===== Material for this task

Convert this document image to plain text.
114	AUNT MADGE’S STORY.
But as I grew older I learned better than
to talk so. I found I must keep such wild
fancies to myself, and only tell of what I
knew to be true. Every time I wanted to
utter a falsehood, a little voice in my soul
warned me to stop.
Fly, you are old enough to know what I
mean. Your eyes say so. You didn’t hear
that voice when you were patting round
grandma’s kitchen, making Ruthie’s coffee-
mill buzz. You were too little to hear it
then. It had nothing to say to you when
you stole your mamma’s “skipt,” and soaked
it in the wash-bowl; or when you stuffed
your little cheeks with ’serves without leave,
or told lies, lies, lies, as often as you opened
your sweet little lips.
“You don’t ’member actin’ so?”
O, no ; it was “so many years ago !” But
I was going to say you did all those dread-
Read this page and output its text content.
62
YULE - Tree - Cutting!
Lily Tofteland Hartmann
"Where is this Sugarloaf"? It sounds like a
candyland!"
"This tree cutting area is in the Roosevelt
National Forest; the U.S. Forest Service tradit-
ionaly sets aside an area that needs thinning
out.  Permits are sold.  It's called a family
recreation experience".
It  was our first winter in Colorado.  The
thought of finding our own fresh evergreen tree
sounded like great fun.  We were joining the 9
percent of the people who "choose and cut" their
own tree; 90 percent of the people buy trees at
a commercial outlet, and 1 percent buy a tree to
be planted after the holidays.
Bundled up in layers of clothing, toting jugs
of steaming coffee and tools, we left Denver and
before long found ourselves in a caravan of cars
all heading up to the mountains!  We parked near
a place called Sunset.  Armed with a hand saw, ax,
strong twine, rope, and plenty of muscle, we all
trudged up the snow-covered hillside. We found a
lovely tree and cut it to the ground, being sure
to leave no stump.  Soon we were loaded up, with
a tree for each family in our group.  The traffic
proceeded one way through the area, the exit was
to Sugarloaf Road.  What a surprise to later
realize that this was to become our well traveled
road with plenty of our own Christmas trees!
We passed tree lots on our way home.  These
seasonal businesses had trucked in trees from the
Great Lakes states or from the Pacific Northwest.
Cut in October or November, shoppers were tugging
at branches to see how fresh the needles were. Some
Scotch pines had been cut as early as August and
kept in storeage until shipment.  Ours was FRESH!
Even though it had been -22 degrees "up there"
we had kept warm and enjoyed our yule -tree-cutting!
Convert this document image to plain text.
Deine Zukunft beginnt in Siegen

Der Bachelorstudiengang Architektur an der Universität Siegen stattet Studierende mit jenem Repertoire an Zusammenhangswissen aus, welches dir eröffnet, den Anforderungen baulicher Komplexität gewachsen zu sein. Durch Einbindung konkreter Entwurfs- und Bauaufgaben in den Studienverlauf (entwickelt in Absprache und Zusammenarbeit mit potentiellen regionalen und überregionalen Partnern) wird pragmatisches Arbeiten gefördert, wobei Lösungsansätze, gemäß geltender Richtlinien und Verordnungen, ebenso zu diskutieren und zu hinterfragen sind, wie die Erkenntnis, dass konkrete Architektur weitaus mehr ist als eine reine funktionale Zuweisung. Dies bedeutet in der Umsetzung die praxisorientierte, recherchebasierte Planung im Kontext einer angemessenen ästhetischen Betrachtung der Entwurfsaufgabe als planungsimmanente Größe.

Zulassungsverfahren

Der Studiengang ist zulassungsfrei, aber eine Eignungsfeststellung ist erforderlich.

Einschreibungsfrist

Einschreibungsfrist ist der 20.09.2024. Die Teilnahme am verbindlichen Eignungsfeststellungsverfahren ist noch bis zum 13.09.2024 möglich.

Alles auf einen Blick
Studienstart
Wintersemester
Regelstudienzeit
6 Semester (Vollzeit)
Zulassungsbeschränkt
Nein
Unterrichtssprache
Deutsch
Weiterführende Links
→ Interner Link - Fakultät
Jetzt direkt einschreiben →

==========

● Task to carry out
Identify every line above with the string "like" in it. Copy those lines.

● Solution to this exercise
"Where is this Sugarloaf"? It sounds like a
sounded like great fun.  We were joining the 9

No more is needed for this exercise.